Directions: Each line containing the word "disappears" must be reported.

Stored entries:
::::

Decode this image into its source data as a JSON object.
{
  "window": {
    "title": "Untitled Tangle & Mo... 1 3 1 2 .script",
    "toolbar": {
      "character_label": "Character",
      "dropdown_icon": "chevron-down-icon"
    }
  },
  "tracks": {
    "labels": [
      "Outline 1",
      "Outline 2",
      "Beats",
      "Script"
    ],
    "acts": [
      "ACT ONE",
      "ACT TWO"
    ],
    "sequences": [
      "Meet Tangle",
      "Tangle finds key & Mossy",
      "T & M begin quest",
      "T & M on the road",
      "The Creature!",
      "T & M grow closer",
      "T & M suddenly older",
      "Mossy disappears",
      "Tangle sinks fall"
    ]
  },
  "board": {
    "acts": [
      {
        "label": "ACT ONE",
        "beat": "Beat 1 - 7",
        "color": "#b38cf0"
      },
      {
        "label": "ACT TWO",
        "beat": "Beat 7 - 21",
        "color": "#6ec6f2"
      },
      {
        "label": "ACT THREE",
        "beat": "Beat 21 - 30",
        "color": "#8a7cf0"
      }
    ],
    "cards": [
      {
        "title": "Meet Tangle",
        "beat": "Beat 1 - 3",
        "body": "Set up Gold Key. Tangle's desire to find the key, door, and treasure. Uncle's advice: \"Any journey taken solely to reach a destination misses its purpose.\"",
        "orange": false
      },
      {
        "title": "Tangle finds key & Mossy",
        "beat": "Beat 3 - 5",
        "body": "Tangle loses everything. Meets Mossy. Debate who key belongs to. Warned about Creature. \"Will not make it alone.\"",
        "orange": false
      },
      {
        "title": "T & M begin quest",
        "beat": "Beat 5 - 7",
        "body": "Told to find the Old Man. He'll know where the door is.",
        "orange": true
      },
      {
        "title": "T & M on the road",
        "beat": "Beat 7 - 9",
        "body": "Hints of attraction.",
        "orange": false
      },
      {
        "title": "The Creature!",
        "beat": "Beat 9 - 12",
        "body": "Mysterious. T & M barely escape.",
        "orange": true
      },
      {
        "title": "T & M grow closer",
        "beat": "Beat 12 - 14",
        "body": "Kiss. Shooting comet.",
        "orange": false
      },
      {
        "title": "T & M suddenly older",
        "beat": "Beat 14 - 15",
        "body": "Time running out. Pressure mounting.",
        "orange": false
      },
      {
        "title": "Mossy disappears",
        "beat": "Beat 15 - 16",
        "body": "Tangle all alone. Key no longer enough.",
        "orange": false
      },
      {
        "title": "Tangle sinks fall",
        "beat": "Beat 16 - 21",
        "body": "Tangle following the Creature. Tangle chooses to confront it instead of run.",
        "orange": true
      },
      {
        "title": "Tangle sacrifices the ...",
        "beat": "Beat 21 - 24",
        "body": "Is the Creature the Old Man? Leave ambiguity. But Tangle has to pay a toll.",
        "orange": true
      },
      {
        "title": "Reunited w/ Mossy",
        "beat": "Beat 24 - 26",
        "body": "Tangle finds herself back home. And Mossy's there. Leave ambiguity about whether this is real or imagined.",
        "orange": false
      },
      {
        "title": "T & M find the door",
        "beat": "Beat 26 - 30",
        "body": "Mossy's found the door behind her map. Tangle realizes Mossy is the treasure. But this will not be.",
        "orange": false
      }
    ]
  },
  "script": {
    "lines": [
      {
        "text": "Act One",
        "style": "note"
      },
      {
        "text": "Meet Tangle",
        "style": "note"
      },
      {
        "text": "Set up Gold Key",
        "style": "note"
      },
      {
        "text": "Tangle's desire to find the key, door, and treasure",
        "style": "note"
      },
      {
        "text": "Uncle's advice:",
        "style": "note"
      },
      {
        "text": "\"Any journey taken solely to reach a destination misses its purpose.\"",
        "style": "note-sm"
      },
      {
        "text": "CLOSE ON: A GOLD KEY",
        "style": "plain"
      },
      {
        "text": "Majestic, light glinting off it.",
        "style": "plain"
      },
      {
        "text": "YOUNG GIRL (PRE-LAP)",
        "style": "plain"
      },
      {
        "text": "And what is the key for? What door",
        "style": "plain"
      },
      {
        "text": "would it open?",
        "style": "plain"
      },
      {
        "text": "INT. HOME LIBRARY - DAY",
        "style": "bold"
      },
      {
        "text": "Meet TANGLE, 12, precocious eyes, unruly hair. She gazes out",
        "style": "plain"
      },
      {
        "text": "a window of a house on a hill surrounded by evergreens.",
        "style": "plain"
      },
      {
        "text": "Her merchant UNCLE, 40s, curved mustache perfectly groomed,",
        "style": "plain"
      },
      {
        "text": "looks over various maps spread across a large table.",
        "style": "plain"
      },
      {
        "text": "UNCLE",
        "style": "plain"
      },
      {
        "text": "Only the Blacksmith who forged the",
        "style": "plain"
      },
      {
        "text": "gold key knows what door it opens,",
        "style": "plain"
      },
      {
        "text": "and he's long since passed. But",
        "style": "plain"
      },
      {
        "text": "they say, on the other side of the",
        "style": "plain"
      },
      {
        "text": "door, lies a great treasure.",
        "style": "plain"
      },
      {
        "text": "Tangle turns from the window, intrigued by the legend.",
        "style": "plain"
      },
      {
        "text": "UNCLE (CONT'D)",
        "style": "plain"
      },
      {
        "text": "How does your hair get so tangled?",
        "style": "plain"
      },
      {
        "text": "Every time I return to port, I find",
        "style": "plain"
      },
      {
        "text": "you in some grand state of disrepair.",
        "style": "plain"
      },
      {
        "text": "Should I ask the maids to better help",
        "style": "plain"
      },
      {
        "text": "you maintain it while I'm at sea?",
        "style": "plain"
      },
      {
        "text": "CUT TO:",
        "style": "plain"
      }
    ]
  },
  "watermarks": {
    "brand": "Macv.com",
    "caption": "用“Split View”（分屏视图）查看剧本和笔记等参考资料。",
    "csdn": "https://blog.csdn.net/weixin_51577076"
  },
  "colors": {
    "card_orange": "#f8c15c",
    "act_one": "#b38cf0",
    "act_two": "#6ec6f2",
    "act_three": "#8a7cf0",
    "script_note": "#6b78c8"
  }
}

::::

Final result:
      "Mossy disappears",
        "title": "Mossy disappears",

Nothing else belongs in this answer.